[Recorded data]
◇ ◇ ◇ ◇

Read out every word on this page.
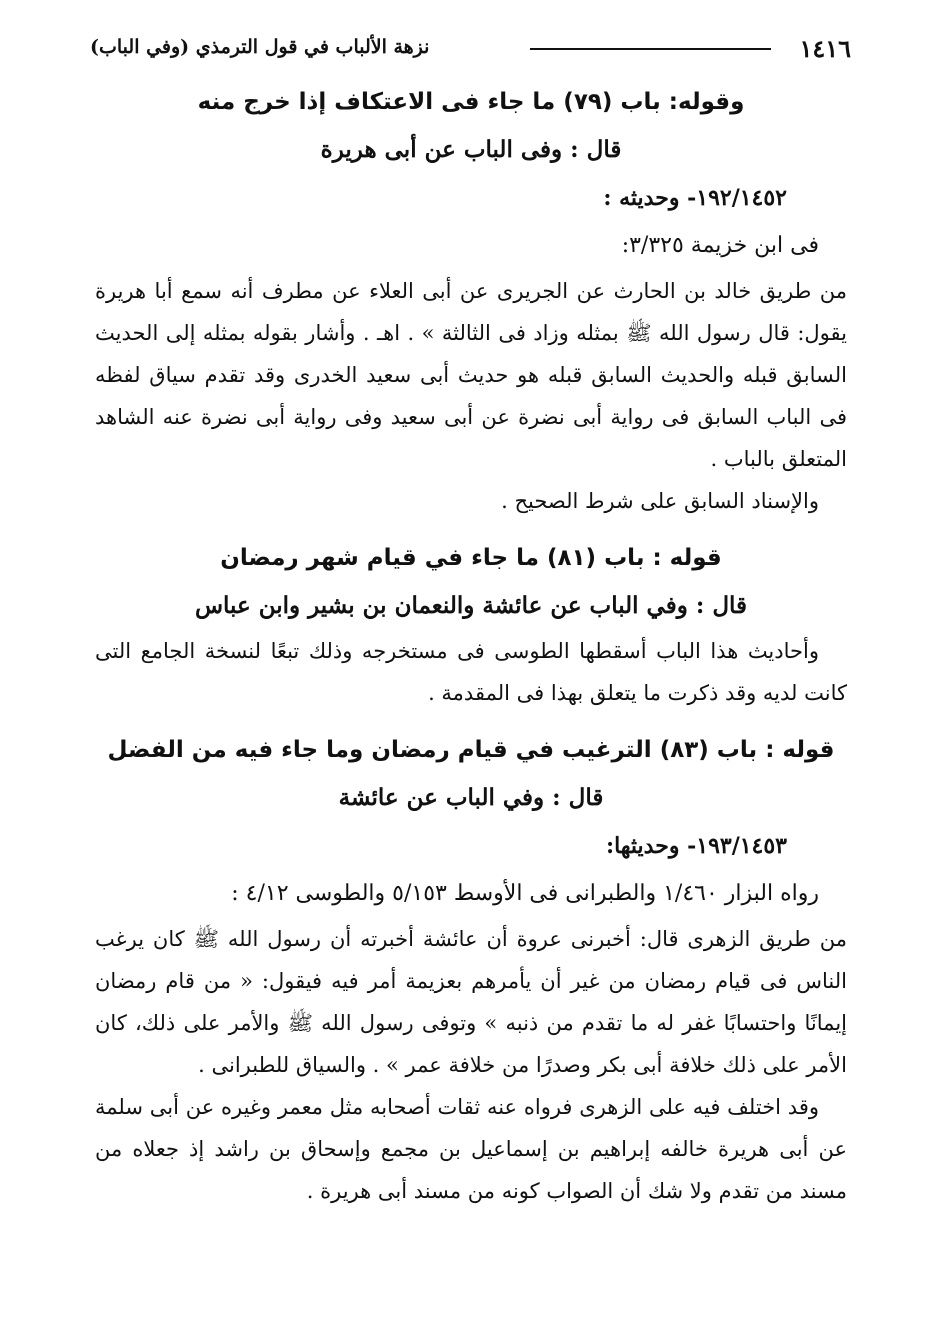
١٤١٦
نزهة الألباب في قول الترمذي (وفي الباب)
وقوله: باب (٧٩) ما جاء فى الاعتكاف إذا خرج منه
قال : وفى الباب عن أبى هريرة
١٩٢/١٤٥٢- وحديثه :
فى ابن خزيمة ٣/٣٢٥:

من طريق خالد بن الحارث عن الجريرى عن أبى العلاء عن مطرف أنه سمع أبا هريرة يقول: قال رسول الله ﷺ بمثله وزاد فى الثالثة » . اهـ . وأشار بقوله بمثله إلى الحديث السابق قبله والحديث السابق قبله هو حديث أبى سعيد الخدرى وقد تقدم سياق لفظه فى الباب السابق فى رواية أبى نضرة عن أبى سعيد وفى رواية أبى نضرة عنه الشاهد المتعلق بالباب .

والإسناد السابق على شرط الصحيح .

قوله : باب (٨١) ما جاء في قيام شهر رمضان
قال : وفي الباب عن عائشة والنعمان بن بشير وابن عباس

وأحاديث هذا الباب أسقطها الطوسى فى مستخرجه وذلك تبعًا لنسخة الجامع التى كانت لديه وقد ذكرت ما يتعلق بهذا فى المقدمة .

قوله : باب (٨٣) الترغيب في قيام رمضان وما جاء فيه من الفضل
قال : وفي الباب عن عائشة
١٩٣/١٤٥٣- وحديثها:
رواه البزار ١/٤٦٠ والطبرانى فى الأوسط ٥/١٥٣ والطوسى ٤/١٢ :

من طريق الزهرى قال: أخبرنى عروة أن عائشة أخبرته أن رسول الله ﷺ كان يرغب الناس فى قيام رمضان من غير أن يأمرهم بعزيمة أمر فيه فيقول: « من قام رمضان إيمانًا واحتسابًا غفر له ما تقدم من ذنبه » وتوفى رسول الله ﷺ والأمر على ذلك، كان الأمر على ذلك خلافة أبى بكر وصدرًا من خلافة عمر » . والسياق للطبرانى .

وقد اختلف فيه على الزهرى فرواه عنه ثقات أصحابه مثل معمر وغيره عن أبى سلمة عن أبى هريرة خالفه إبراهيم بن إسماعيل بن مجمع وإسحاق بن راشد إذ جعلاه من مسند من تقدم ولا شك أن الصواب كونه من مسند أبى هريرة .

◇ ◇ ◇ ◇

### GIVEN PROBLEM:
Repeat everything in the records precisely. Images are excluded from the copy.

### WRITTEN ANSWER:
Read out every word on this page.
١٤١٦
نزهة الألباب في قول الترمذي (وفي الباب)
وقوله: باب (٧٩) ما جاء فى الاعتكاف إذا خرج منه
قال : وفى الباب عن أبى هريرة
١٩٢/١٤٥٢- وحديثه :
فى ابن خزيمة ٣/٣٢٥:

من طريق خالد بن الحارث عن الجريرى عن أبى العلاء عن مطرف أنه سمع أبا هريرة يقول: قال رسول الله ﷺ بمثله وزاد فى الثالثة » . اهـ . وأشار بقوله بمثله إلى الحديث السابق قبله والحديث السابق قبله هو حديث أبى سعيد الخدرى وقد تقدم سياق لفظه فى الباب السابق فى رواية أبى نضرة عن أبى سعيد وفى رواية أبى نضرة عنه الشاهد المتعلق بالباب .

والإسناد السابق على شرط الصحيح .

قوله : باب (٨١) ما جاء في قيام شهر رمضان
قال : وفي الباب عن عائشة والنعمان بن بشير وابن عباس

وأحاديث هذا الباب أسقطها الطوسى فى مستخرجه وذلك تبعًا لنسخة الجامع التى كانت لديه وقد ذكرت ما يتعلق بهذا فى المقدمة .

قوله : باب (٨٣) الترغيب في قيام رمضان وما جاء فيه من الفضل
قال : وفي الباب عن عائشة
١٩٣/١٤٥٣- وحديثها:
رواه البزار ١/٤٦٠ والطبرانى فى الأوسط ٥/١٥٣ والطوسى ٤/١٢ :

من طريق الزهرى قال: أخبرنى عروة أن عائشة أخبرته أن رسول الله ﷺ كان يرغب الناس فى قيام رمضان من غير أن يأمرهم بعزيمة أمر فيه فيقول: « من قام رمضان إيمانًا واحتسابًا غفر له ما تقدم من ذنبه » وتوفى رسول الله ﷺ والأمر على ذلك، كان الأمر على ذلك خلافة أبى بكر وصدرًا من خلافة عمر » . والسياق للطبرانى .

وقد اختلف فيه على الزهرى فرواه عنه ثقات أصحابه مثل معمر وغيره عن أبى سلمة عن أبى هريرة خالفه إبراهيم بن إسماعيل بن مجمع وإسحاق بن راشد إذ جعلاه من مسند من تقدم ولا شك أن الصواب كونه من مسند أبى هريرة .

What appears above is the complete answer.